Task directions: Output all the entries word for word. Omit the pictures.

Input:
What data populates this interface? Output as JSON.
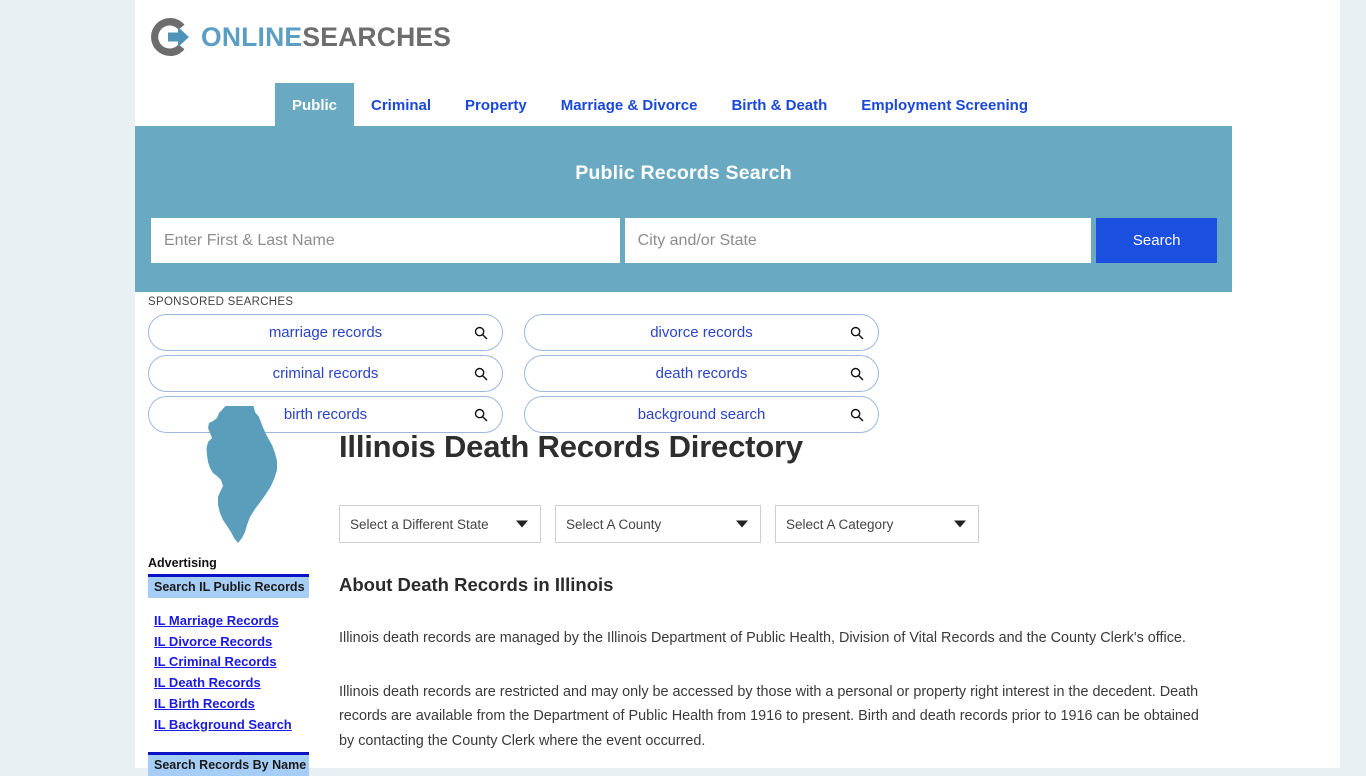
{
  "brand": {
    "logo_icon": "circle-arrow-logo-icon",
    "name_part1": "ONLINE",
    "name_part2": "SEARCHES",
    "accent_color": "#5b9ec4",
    "gray_color": "#6d6d6d"
  },
  "nav": {
    "items": [
      {
        "label": "Public",
        "active": true
      },
      {
        "label": "Criminal",
        "active": false
      },
      {
        "label": "Property",
        "active": false
      },
      {
        "label": "Marriage & Divorce",
        "active": false
      },
      {
        "label": "Birth & Death",
        "active": false
      },
      {
        "label": "Employment Screening",
        "active": false
      }
    ],
    "link_color": "#1a48d8",
    "active_bg": "#69a9c1"
  },
  "banner": {
    "title": "Public Records Search",
    "bg_color": "#69a9c1",
    "name_input": {
      "value": "",
      "placeholder": "Enter First & Last Name"
    },
    "location_input": {
      "value": "",
      "placeholder": "City and/or State"
    },
    "search_button": {
      "label": "Search",
      "color": "#1a4fe0"
    }
  },
  "sponsored": {
    "label": "SPONSORED SEARCHES",
    "pills": [
      {
        "label": "marriage records",
        "icon": "search-icon"
      },
      {
        "label": "divorce records",
        "icon": "search-icon"
      },
      {
        "label": "criminal records",
        "icon": "search-icon"
      },
      {
        "label": "death records",
        "icon": "search-icon"
      },
      {
        "label": "birth records",
        "icon": "search-icon"
      },
      {
        "label": "background search",
        "icon": "search-icon"
      }
    ],
    "pill_text_color": "#2b43c9",
    "pill_border_color": "#9cb9dd"
  },
  "state_map": {
    "state": "Illinois",
    "icon": "illinois-state-map-icon",
    "fill_color": "#5b9ebc"
  },
  "page_title": "Illinois Death Records Directory",
  "dropdowns": [
    {
      "name": "state",
      "label": "Select a Different State"
    },
    {
      "name": "county",
      "label": "Select A County"
    },
    {
      "name": "category",
      "label": "Select A Category"
    }
  ],
  "sidebar": {
    "advertising_label": "Advertising",
    "section_1_title": "Search IL Public Records",
    "links": [
      "IL Marriage Records",
      "IL Divorce Records",
      "IL Criminal Records",
      "IL Death Records",
      "IL Birth Records",
      "IL Background Search"
    ],
    "section_2_title": "Search Records By Name",
    "header_bg": "#a5cdf5",
    "header_border": "#0b14c4",
    "link_color": "#1a1ae0"
  },
  "content": {
    "heading": "About Death Records in Illinois",
    "paragraphs": [
      "Illinois death records are managed by the Illinois Department of Public Health, Division of Vital Records and the County Clerk's office.",
      "Illinois death records are restricted and may only be accessed by those with a personal or property right interest in the decedent. Death records are available from the Department of Public Health from 1916 to present. Birth and death records prior to 1916 can be obtained by contacting the County Clerk where the event occurred."
    ]
  }
}
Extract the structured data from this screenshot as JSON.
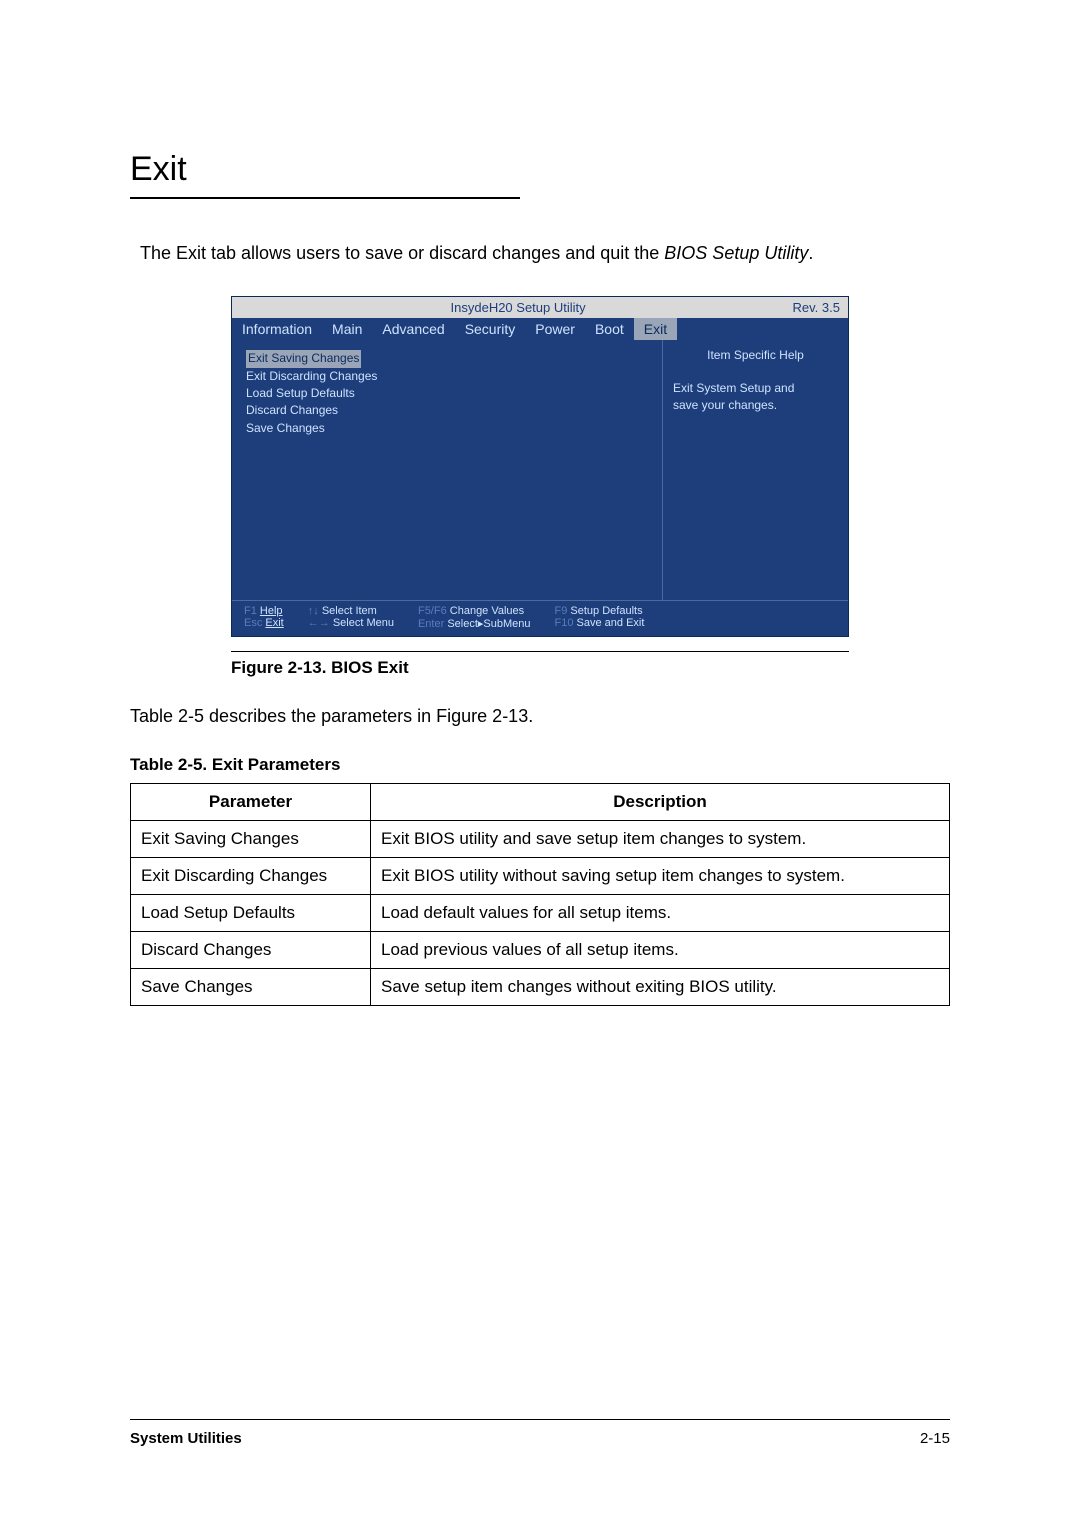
{
  "heading": "Exit",
  "intro": {
    "text": "The Exit tab allows users to save or discard changes and quit the ",
    "italic": "BIOS Setup Utility",
    "suffix": "."
  },
  "bios": {
    "title": "InsydeH20 Setup Utility",
    "rev": "Rev. 3.5",
    "tabs": [
      "Information",
      "Main",
      "Advanced",
      "Security",
      "Power",
      "Boot",
      "Exit"
    ],
    "activeTab": "Exit",
    "menu": [
      "Exit Saving Changes",
      "Exit Discarding Changes",
      "Load Setup Defaults",
      "Discard Changes",
      "Save Changes"
    ],
    "help": {
      "header": "Item Specific Help",
      "text1": "Exit System Setup and",
      "text2": "save your changes."
    },
    "footer": {
      "c1a": {
        "key": "F1",
        "lbl": "Help"
      },
      "c1b": {
        "key": "Esc",
        "lbl": "Exit"
      },
      "c2a": {
        "key": "↑↓",
        "lbl": "Select Item"
      },
      "c2b": {
        "key": "←→",
        "lbl": "Select Menu"
      },
      "c3a": {
        "key": "F5/F6",
        "lbl": "Change Values"
      },
      "c3b": {
        "key": "Enter",
        "lbl": "Select▸SubMenu"
      },
      "c4a": {
        "key": "F9",
        "lbl": "Setup Defaults"
      },
      "c4b": {
        "key": "F10",
        "lbl": "Save and Exit"
      }
    }
  },
  "figcap": "Figure 2-13.  BIOS Exit",
  "bodytext": "Table 2-5  describes the parameters in Figure 2-13.",
  "tabcap": "Table 2-5.  Exit Parameters",
  "table": {
    "h1": "Parameter",
    "h2": "Description",
    "rows": [
      {
        "p": "Exit Saving Changes",
        "d": "Exit BIOS utility and save setup item changes to system."
      },
      {
        "p": "Exit Discarding Changes",
        "d": "Exit BIOS utility without saving setup item changes to system."
      },
      {
        "p": "Load Setup Defaults",
        "d": "Load default values for all setup items."
      },
      {
        "p": "Discard Changes",
        "d": "Load previous values of all setup items."
      },
      {
        "p": "Save Changes",
        "d": "Save setup item changes without exiting BIOS utility."
      }
    ]
  },
  "footer": {
    "left": "System Utilities",
    "right": "2-15"
  }
}
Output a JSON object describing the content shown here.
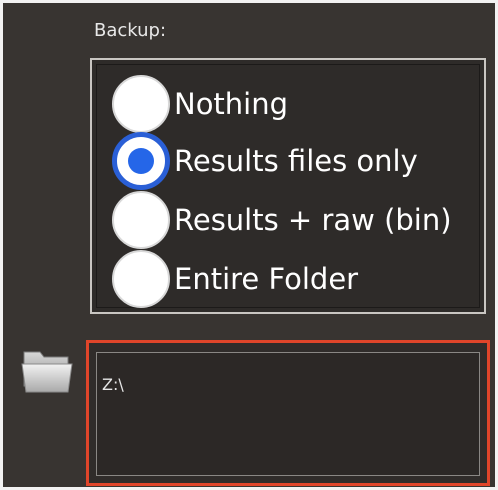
{
  "backup": {
    "label": "Backup:",
    "options": [
      {
        "label": "Nothing",
        "selected": false
      },
      {
        "label": "Results files only",
        "selected": true
      },
      {
        "label": "Results + raw (bin)",
        "selected": false
      },
      {
        "label": "Entire Folder",
        "selected": false
      }
    ]
  },
  "folder": {
    "icon": "folder-icon",
    "path_value": "Z:\\"
  },
  "colors": {
    "background": "#383431",
    "radio_selected": "#2566e8",
    "highlight_border": "#e0452a"
  }
}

Expected output:
What data populates this interface? Output as JSON.
{
  "brand": {
    "logo_icon": "circle-arrow-logo-icon",
    "name_part1": "ONLINE",
    "name_part2": "SEARCHES",
    "accent_color": "#5b9ec4",
    "gray_color": "#6d6d6d"
  },
  "nav": {
    "items": [
      {
        "label": "Public",
        "active": true
      },
      {
        "label": "Criminal",
        "active": false
      },
      {
        "label": "Property",
        "active": false
      },
      {
        "label": "Marriage & Divorce",
        "active": false
      },
      {
        "label": "Birth & Death",
        "active": false
      },
      {
        "label": "Employment Screening",
        "active": false
      }
    ],
    "link_color": "#1a48d8",
    "active_bg": "#69a9c1"
  },
  "banner": {
    "title": "Public Records Search",
    "bg_color": "#69a9c1",
    "name_input": {
      "value": "",
      "placeholder": "Enter First & Last Name"
    },
    "location_input": {
      "value": "",
      "placeholder": "City and/or State"
    },
    "search_button": {
      "label": "Search",
      "color": "#1a4fe0"
    }
  },
  "sponsored": {
    "label": "SPONSORED SEARCHES",
    "pills": [
      {
        "label": "marriage records",
        "icon": "search-icon"
      },
      {
        "label": "divorce records",
        "icon": "search-icon"
      },
      {
        "label": "criminal records",
        "icon": "search-icon"
      },
      {
        "label": "death records",
        "icon": "search-icon"
      },
      {
        "label": "birth records",
        "icon": "search-icon"
      },
      {
        "label": "background search",
        "icon": "search-icon"
      }
    ],
    "pill_text_color": "#2b43c9",
    "pill_border_color": "#9cb9dd"
  },
  "state_map": {
    "state": "Illinois",
    "icon": "illinois-state-map-icon",
    "fill_color": "#5b9ebc"
  },
  "page_title": "Illinois Death Records Directory",
  "dropdowns": [
    {
      "name": "state",
      "label": "Select a Different State"
    },
    {
      "name": "county",
      "label": "Select A County"
    },
    {
      "name": "category",
      "label": "Select A Category"
    }
  ],
  "sidebar": {
    "advertising_label": "Advertising",
    "section_1_title": "Search IL Public Records",
    "links": [
      "IL Marriage Records",
      "IL Divorce Records",
      "IL Criminal Records",
      "IL Death Records",
      "IL Birth Records",
      "IL Background Search"
    ],
    "section_2_title": "Search Records By Name",
    "header_bg": "#a5cdf5",
    "header_border": "#0b14c4",
    "link_color": "#1a1ae0"
  },
  "content": {
    "heading": "About Death Records in Illinois",
    "paragraphs": [
      "Illinois death records are managed by the Illinois Department of Public Health, Division of Vital Records and the County Clerk's office.",
      "Illinois death records are restricted and may only be accessed by those with a personal or property right interest in the decedent. Death records are available from the Department of Public Health from 1916 to present. Birth and death records prior to 1916 can be obtained by contacting the County Clerk where the event occurred."
    ]
  }
}
Extract the structured data from this screenshot as JSON.
{
  "heading": "Exit",
  "intro": {
    "text": "The Exit tab allows users to save or discard changes and quit the ",
    "italic": "BIOS Setup Utility",
    "suffix": "."
  },
  "bios": {
    "title": "InsydeH20 Setup Utility",
    "rev": "Rev. 3.5",
    "tabs": [
      "Information",
      "Main",
      "Advanced",
      "Security",
      "Power",
      "Boot",
      "Exit"
    ],
    "activeTab": "Exit",
    "menu": [
      "Exit Saving Changes",
      "Exit Discarding Changes",
      "Load Setup Defaults",
      "Discard Changes",
      "Save Changes"
    ],
    "help": {
      "header": "Item Specific Help",
      "text1": "Exit System Setup and",
      "text2": "save your changes."
    },
    "footer": {
      "c1a": {
        "key": "F1",
        "lbl": "Help"
      },
      "c1b": {
        "key": "Esc",
        "lbl": "Exit"
      },
      "c2a": {
        "key": "↑↓",
        "lbl": "Select Item"
      },
      "c2b": {
        "key": "←→",
        "lbl": "Select Menu"
      },
      "c3a": {
        "key": "F5/F6",
        "lbl": "Change Values"
      },
      "c3b": {
        "key": "Enter",
        "lbl": "Select▸SubMenu"
      },
      "c4a": {
        "key": "F9",
        "lbl": "Setup Defaults"
      },
      "c4b": {
        "key": "F10",
        "lbl": "Save and Exit"
      }
    }
  },
  "figcap": "Figure 2-13.  BIOS Exit",
  "bodytext": "Table 2-5  describes the parameters in Figure 2-13.",
  "tabcap": "Table 2-5.  Exit Parameters",
  "table": {
    "h1": "Parameter",
    "h2": "Description",
    "rows": [
      {
        "p": "Exit Saving Changes",
        "d": "Exit BIOS utility and save setup item changes to system."
      },
      {
        "p": "Exit Discarding Changes",
        "d": "Exit BIOS utility without saving setup item changes to system."
      },
      {
        "p": "Load Setup Defaults",
        "d": "Load default values for all setup items."
      },
      {
        "p": "Discard Changes",
        "d": "Load previous values of all setup items."
      },
      {
        "p": "Save Changes",
        "d": "Save setup item changes without exiting BIOS utility."
      }
    ]
  },
  "footer": {
    "left": "System Utilities",
    "right": "2-15"
  }
}
Output a JSON object describing the content shown here.
{
  "backup": {
    "label": "Backup:",
    "options": [
      {
        "label": "Nothing",
        "selected": false
      },
      {
        "label": "Results files only",
        "selected": true
      },
      {
        "label": "Results + raw (bin)",
        "selected": false
      },
      {
        "label": "Entire Folder",
        "selected": false
      }
    ]
  },
  "folder": {
    "icon": "folder-icon",
    "path_value": "Z:\\"
  },
  "colors": {
    "background": "#383431",
    "radio_selected": "#2566e8",
    "highlight_border": "#e0452a"
  }
}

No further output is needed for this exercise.